State how many lines in the listing below include the word "亚洲略图", and add nothing besides the number.

※ ※ ※

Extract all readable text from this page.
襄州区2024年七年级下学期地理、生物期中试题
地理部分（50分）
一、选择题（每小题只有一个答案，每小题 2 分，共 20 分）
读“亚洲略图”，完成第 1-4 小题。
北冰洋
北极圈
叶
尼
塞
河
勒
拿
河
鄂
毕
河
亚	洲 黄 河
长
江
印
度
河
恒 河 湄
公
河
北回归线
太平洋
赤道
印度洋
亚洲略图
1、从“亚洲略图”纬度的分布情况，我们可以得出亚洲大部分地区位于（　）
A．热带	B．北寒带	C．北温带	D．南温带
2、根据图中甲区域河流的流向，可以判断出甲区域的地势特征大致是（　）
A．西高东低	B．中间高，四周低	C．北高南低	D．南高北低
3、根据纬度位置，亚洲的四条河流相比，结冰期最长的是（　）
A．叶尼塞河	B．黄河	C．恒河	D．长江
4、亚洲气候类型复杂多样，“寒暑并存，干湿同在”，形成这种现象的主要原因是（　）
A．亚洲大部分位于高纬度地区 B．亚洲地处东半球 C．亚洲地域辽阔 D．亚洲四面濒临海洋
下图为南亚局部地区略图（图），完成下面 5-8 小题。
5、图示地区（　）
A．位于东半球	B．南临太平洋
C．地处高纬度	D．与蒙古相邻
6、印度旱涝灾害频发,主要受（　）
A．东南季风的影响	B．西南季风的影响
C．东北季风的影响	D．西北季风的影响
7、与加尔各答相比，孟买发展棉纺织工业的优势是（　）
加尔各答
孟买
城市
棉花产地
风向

※ ※ ※

» **Result of the task**: 3